[Stored data entries]
>>>
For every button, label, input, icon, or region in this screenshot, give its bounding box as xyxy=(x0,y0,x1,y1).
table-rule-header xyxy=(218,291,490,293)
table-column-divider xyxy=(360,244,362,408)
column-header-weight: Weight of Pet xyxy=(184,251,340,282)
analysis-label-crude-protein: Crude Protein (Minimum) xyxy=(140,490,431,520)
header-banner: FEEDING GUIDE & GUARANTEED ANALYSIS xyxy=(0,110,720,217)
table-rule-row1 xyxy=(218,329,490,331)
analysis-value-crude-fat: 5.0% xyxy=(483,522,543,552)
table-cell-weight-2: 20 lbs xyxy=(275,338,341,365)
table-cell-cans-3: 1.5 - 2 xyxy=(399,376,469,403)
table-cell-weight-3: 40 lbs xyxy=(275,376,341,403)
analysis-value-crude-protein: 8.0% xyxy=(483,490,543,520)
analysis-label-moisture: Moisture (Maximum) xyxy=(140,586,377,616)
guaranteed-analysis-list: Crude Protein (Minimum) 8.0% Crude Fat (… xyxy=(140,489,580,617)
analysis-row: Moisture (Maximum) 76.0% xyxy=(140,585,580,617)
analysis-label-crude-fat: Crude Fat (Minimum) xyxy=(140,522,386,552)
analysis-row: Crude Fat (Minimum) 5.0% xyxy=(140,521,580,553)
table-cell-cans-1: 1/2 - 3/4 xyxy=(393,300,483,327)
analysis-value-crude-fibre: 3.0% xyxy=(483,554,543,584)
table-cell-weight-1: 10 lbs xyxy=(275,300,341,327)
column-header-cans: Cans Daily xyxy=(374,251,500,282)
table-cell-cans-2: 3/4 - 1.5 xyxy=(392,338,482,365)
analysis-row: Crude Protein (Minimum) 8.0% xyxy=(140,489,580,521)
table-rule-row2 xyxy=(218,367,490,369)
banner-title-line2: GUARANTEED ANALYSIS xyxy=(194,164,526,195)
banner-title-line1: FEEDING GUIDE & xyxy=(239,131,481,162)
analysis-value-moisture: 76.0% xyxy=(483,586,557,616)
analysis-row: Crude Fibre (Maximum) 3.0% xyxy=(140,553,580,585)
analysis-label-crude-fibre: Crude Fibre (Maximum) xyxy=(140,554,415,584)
<<<
>>>
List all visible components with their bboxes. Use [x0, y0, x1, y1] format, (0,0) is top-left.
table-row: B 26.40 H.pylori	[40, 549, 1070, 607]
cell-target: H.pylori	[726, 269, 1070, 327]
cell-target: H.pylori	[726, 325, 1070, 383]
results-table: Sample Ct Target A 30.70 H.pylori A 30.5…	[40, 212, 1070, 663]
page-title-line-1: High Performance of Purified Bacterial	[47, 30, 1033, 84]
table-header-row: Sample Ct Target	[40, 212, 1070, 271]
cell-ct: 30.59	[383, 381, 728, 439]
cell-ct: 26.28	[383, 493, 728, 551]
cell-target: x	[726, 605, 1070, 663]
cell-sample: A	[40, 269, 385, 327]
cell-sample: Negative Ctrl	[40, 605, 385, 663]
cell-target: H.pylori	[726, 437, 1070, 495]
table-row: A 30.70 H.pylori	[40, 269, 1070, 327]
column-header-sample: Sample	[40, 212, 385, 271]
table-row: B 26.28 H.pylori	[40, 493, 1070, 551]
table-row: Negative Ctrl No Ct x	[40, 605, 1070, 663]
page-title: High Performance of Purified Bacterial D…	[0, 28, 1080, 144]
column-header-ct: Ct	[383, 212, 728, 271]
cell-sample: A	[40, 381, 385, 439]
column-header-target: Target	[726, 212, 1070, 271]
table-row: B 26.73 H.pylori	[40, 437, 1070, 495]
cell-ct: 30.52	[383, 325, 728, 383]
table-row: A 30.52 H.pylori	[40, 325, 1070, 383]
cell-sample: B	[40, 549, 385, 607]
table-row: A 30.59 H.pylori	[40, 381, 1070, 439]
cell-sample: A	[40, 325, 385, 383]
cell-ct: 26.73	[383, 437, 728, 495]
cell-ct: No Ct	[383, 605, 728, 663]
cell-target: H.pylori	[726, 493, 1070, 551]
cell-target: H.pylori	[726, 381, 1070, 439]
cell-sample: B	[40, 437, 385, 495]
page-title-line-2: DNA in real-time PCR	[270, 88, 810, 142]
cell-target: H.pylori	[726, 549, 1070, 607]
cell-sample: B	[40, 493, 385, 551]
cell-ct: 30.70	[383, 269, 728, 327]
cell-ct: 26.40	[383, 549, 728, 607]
<<<
>>>
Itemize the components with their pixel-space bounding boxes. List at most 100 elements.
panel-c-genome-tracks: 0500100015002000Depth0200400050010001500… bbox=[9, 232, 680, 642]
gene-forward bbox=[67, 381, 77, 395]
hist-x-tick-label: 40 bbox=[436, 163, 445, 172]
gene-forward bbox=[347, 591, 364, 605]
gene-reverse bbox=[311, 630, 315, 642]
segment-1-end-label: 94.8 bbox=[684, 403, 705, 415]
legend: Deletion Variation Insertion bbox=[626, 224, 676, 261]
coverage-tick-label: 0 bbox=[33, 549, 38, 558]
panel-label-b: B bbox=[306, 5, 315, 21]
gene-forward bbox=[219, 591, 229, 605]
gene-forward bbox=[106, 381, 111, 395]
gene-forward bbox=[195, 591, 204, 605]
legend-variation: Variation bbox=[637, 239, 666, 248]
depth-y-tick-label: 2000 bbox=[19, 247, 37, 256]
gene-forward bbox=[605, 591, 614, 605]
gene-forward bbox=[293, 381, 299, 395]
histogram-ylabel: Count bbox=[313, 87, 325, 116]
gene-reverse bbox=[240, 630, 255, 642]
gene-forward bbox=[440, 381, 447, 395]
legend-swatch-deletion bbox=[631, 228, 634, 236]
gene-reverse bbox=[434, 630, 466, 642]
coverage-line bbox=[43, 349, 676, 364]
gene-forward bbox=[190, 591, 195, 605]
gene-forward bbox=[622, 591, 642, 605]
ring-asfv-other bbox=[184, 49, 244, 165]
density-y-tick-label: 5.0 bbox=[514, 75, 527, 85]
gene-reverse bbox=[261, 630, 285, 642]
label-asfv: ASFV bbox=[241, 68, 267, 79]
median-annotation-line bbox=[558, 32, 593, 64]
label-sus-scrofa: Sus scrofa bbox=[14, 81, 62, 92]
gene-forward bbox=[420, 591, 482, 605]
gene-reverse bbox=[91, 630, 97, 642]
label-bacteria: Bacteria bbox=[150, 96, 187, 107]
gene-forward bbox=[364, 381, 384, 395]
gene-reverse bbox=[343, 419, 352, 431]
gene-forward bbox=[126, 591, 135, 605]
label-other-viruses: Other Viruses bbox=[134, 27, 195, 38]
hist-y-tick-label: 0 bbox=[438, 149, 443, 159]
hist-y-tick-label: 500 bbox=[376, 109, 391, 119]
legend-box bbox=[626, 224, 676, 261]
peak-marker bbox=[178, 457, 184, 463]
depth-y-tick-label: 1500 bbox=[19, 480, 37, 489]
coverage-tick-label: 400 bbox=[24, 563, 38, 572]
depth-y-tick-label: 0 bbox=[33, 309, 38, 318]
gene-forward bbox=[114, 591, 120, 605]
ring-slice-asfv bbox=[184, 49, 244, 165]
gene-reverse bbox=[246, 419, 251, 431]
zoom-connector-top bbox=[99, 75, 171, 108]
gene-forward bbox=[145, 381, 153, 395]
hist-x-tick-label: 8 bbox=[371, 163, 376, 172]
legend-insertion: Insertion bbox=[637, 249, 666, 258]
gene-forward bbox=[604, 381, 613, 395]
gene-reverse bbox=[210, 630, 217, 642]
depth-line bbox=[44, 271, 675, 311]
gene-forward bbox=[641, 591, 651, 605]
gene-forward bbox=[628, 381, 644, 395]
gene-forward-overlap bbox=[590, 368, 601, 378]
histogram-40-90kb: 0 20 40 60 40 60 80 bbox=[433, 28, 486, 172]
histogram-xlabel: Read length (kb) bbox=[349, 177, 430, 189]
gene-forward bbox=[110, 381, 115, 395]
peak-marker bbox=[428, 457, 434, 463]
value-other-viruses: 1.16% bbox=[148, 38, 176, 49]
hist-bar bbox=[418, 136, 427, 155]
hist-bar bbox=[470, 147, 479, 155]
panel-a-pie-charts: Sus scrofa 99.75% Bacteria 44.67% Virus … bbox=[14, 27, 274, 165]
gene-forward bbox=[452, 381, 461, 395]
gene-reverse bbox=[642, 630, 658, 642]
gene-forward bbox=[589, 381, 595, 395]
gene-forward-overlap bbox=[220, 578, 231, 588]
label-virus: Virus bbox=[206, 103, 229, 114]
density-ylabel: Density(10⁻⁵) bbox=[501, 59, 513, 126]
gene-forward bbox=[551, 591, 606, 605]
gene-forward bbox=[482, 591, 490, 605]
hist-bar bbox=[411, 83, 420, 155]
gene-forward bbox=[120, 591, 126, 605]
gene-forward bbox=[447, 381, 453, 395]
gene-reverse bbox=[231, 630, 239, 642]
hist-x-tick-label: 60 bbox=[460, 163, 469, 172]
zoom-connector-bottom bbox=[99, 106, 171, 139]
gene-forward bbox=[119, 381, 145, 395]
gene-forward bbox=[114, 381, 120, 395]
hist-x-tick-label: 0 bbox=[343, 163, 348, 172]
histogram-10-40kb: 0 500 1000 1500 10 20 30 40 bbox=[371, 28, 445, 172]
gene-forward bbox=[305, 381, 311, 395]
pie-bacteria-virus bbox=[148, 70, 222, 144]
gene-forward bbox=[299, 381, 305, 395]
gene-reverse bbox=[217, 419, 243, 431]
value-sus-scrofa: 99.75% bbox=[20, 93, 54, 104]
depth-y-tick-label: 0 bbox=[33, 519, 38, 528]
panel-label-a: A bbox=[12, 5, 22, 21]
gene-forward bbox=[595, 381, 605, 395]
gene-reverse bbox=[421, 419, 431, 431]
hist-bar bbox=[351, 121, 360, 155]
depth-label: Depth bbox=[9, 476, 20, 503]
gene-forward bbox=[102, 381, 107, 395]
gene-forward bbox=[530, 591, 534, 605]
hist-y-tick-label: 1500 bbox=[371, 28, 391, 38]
<<<
▸ **Work required**
Count every line that holds the word "Maximum" in the entries, and state the result alone.

▸ **Exercise response**
4